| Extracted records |
- - - - -

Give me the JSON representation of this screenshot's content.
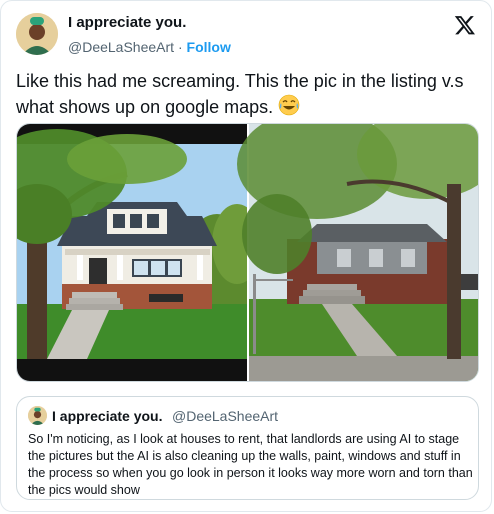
{
  "post": {
    "author_name": "I appreciate you.",
    "handle": "@DeeLaSheeArt",
    "separator": "·",
    "follow_label": "Follow",
    "text": "Like this had me screaming. This the pic in the listing v.s what shows up on google maps.",
    "emoji": "😂"
  },
  "quoted": {
    "author_name": "I appreciate you.",
    "handle": "@DeeLaSheeArt",
    "text": "So I'm noticing, as I look at houses to rent, that landlords are using AI to stage the pictures but the AI is also cleaning up the walls, paint, windows and stuff in the process so when you go look in person it looks way more worn and torn than the pics would show"
  },
  "icons": {
    "brand": "x-logo-icon",
    "avatar": "avatar-illustration"
  },
  "colors": {
    "follow": "#1d9bf0",
    "secondary_text": "#536471",
    "border": "#cfd9de"
  }
}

- - - - -

| Exercise description |
Take the entries shown above and quote them verbatim, passing over the pictures.

| Reply |
Give me the JSON representation of this screenshot's content.
{
  "post": {
    "author_name": "I appreciate you.",
    "handle": "@DeeLaSheeArt",
    "separator": "·",
    "follow_label": "Follow",
    "text": "Like this had me screaming. This the pic in the listing v.s what shows up on google maps.",
    "emoji": "😂"
  },
  "quoted": {
    "author_name": "I appreciate you.",
    "handle": "@DeeLaSheeArt",
    "text": "So I'm noticing, as I look at houses to rent, that landlords are using AI to stage the pictures but the AI is also cleaning up the walls, paint, windows and stuff in the process so when you go look in person it looks way more worn and torn than the pics would show"
  },
  "icons": {
    "brand": "x-logo-icon",
    "avatar": "avatar-illustration"
  },
  "colors": {
    "follow": "#1d9bf0",
    "secondary_text": "#536471",
    "border": "#cfd9de"
  }
}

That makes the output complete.